**SHORT EXERCISE**
Every line that includes the word "family" is to be listed.
<<<<
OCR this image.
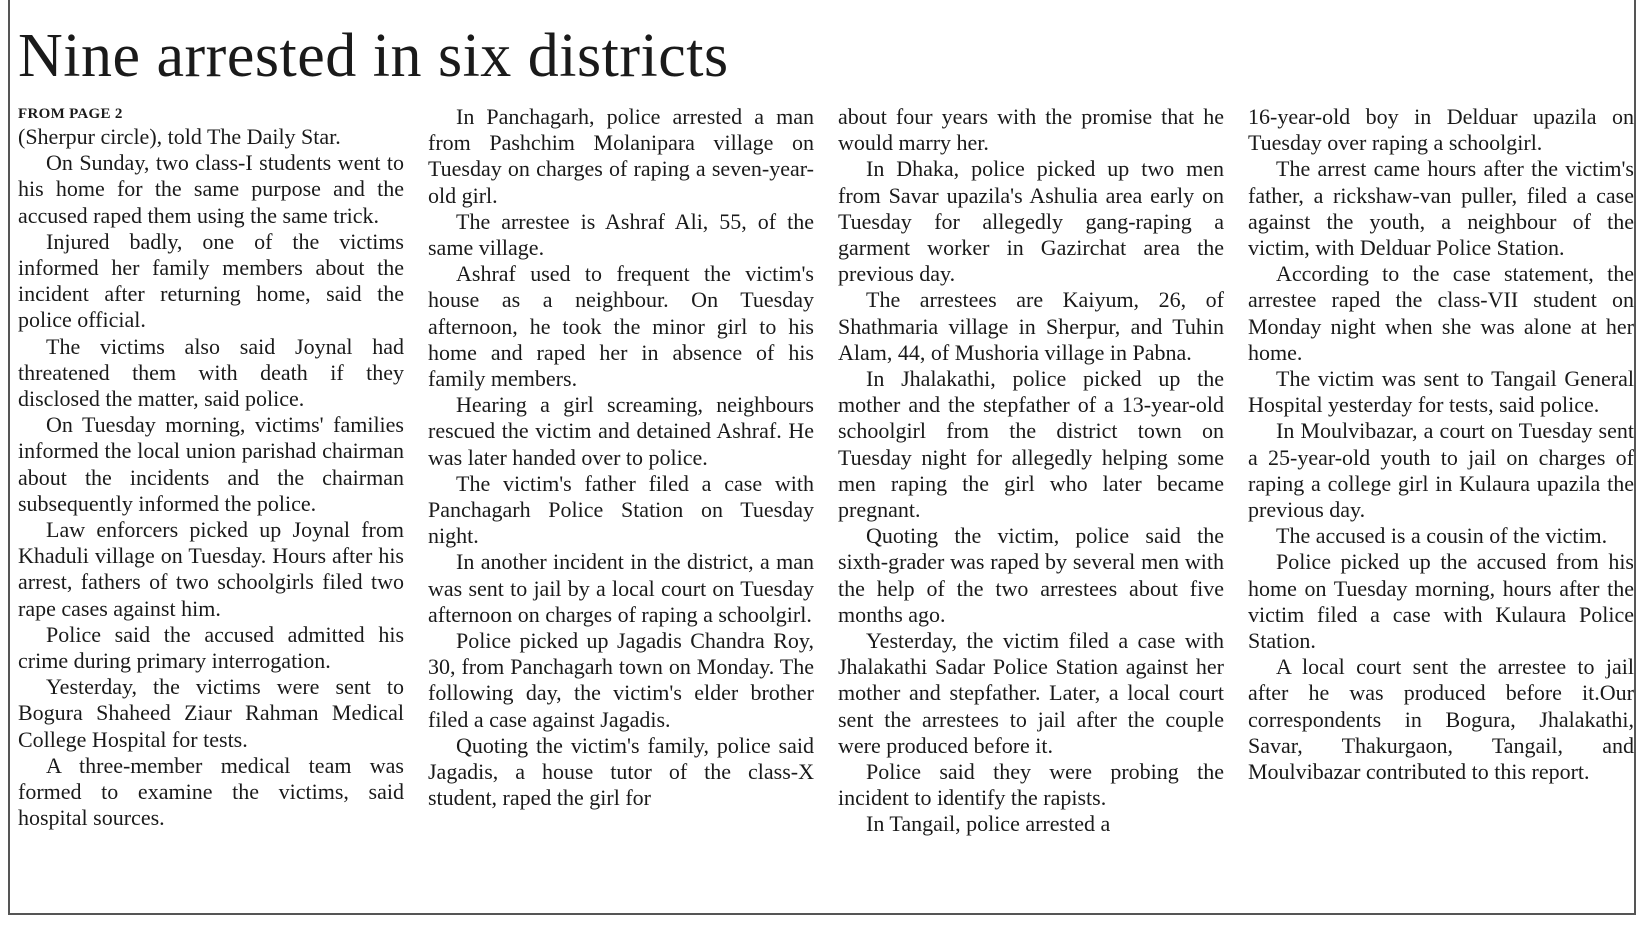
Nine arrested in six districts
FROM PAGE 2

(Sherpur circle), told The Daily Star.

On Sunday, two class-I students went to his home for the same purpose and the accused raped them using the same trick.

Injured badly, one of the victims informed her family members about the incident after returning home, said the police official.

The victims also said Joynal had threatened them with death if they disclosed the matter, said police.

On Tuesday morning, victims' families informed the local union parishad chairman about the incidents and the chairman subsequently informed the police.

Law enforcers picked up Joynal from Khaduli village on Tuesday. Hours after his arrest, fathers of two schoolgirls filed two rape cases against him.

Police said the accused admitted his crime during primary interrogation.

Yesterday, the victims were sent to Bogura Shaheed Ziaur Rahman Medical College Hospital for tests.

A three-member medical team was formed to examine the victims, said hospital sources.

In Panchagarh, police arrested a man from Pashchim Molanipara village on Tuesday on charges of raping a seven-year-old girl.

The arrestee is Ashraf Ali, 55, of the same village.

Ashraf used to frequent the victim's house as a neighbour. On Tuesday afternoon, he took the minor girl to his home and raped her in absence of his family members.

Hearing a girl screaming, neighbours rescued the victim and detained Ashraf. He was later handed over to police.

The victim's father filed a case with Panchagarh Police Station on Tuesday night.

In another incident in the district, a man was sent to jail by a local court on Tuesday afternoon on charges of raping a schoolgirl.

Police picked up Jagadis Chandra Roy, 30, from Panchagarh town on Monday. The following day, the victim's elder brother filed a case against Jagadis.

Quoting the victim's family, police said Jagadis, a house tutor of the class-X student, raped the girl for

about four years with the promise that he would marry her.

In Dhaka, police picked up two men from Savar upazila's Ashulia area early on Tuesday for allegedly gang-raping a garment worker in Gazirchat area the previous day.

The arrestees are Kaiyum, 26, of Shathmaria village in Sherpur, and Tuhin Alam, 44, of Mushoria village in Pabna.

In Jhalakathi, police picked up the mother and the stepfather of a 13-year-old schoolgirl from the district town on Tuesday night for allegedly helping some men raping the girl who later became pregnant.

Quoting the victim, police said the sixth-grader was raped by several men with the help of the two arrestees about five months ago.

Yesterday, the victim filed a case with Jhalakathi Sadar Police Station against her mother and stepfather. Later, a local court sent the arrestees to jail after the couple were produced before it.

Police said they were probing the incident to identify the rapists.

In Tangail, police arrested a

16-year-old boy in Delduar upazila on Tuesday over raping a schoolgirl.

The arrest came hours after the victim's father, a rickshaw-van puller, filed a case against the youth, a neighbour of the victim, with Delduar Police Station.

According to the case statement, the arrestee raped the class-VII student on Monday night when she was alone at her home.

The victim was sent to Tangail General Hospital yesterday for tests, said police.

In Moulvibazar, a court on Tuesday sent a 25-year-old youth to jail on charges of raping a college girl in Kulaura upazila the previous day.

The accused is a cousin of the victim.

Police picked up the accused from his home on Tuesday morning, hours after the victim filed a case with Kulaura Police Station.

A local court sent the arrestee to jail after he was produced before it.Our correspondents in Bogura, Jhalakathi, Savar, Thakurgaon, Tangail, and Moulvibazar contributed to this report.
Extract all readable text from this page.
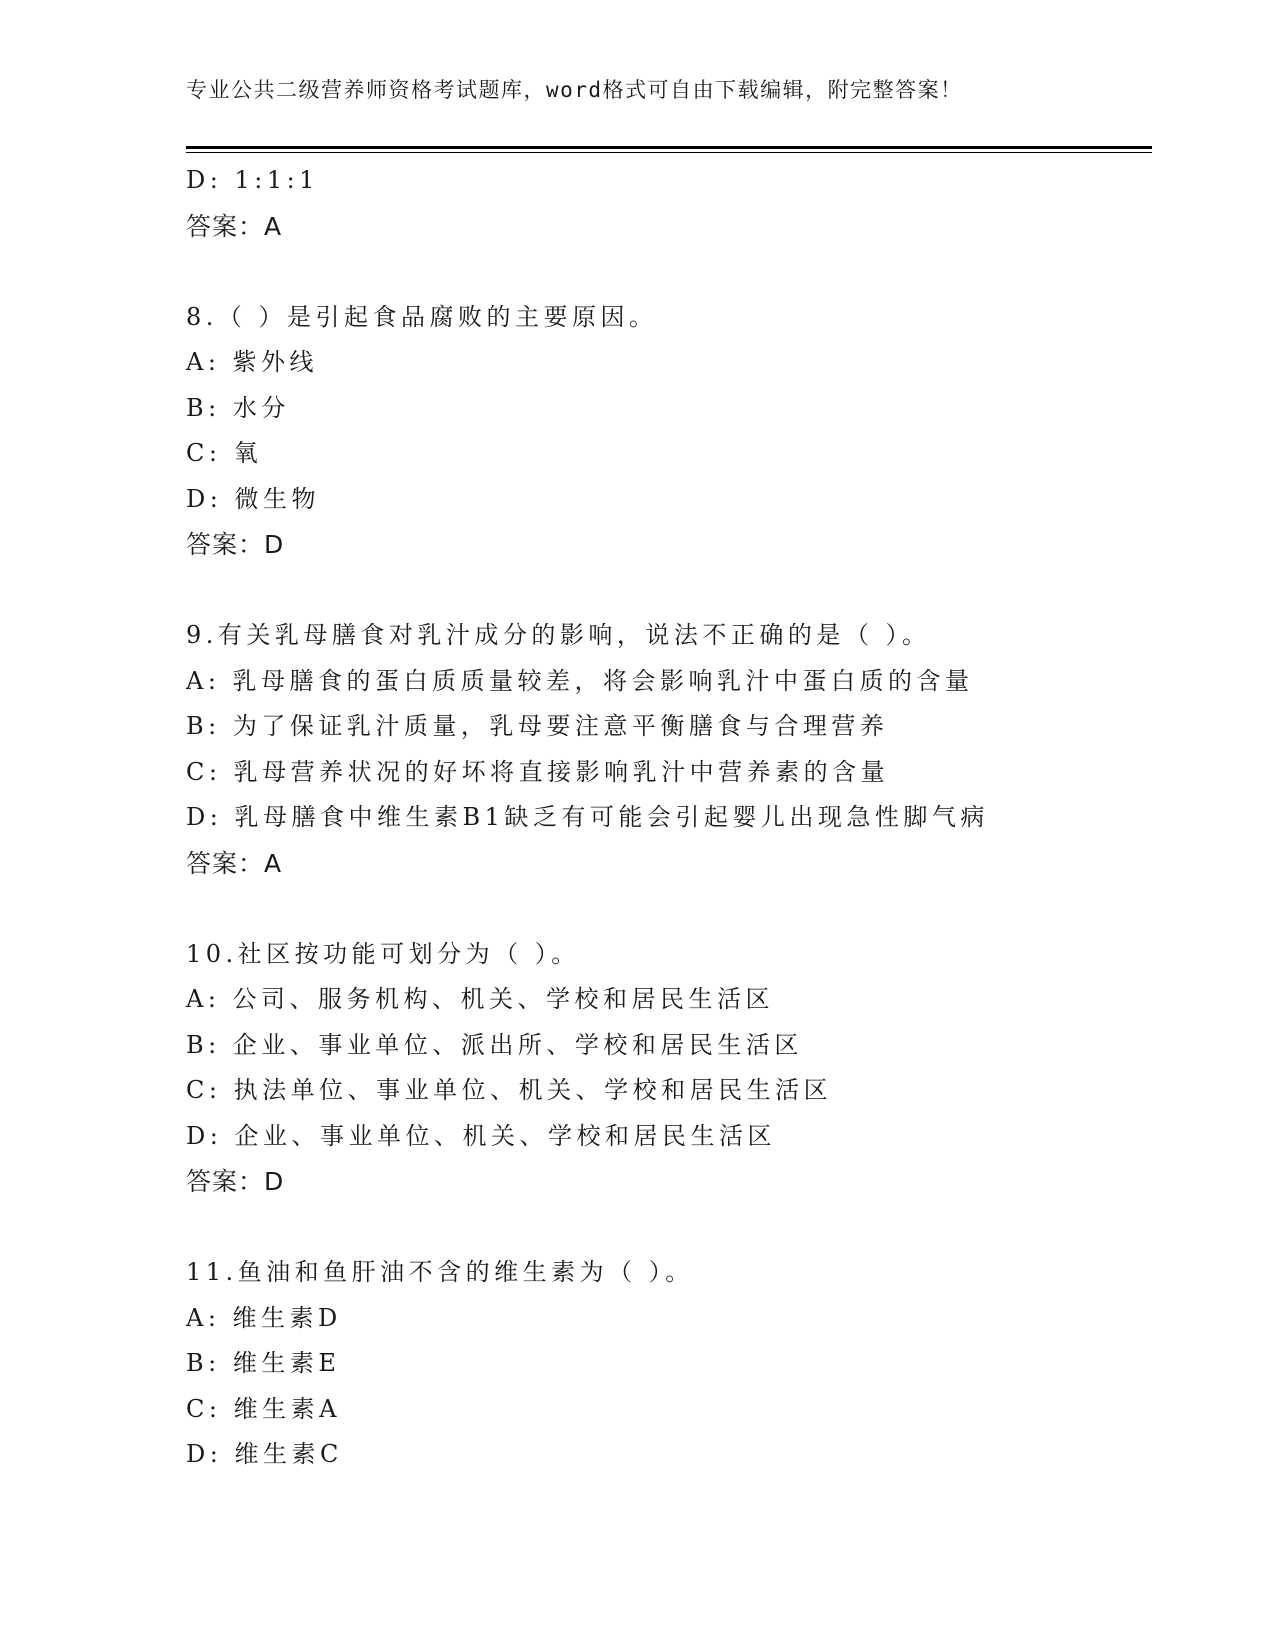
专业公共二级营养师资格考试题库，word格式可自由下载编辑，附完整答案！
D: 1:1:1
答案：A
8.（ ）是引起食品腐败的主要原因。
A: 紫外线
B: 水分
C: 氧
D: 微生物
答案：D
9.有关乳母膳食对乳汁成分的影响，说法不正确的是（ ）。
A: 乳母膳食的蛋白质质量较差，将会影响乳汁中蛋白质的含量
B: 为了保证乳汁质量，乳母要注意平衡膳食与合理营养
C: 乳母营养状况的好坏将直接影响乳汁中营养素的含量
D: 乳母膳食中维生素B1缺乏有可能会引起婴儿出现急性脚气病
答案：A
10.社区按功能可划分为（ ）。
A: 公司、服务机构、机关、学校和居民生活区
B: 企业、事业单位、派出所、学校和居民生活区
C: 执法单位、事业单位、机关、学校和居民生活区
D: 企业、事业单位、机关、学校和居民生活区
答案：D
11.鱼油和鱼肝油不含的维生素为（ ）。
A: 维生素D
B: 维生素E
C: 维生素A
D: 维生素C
>>>>
**RESULT BELOW**
Injured badly, one of the victims informed her family members about the incident after returning home, said the police official.
Ashraf used to frequent the victim's house as a neighbour. On Tuesday afternoon, he took the minor girl to his home and raped her in absence of his family members.
Quoting the victim's family, police said Jagadis, a house tutor of the class-X student, raped the girl for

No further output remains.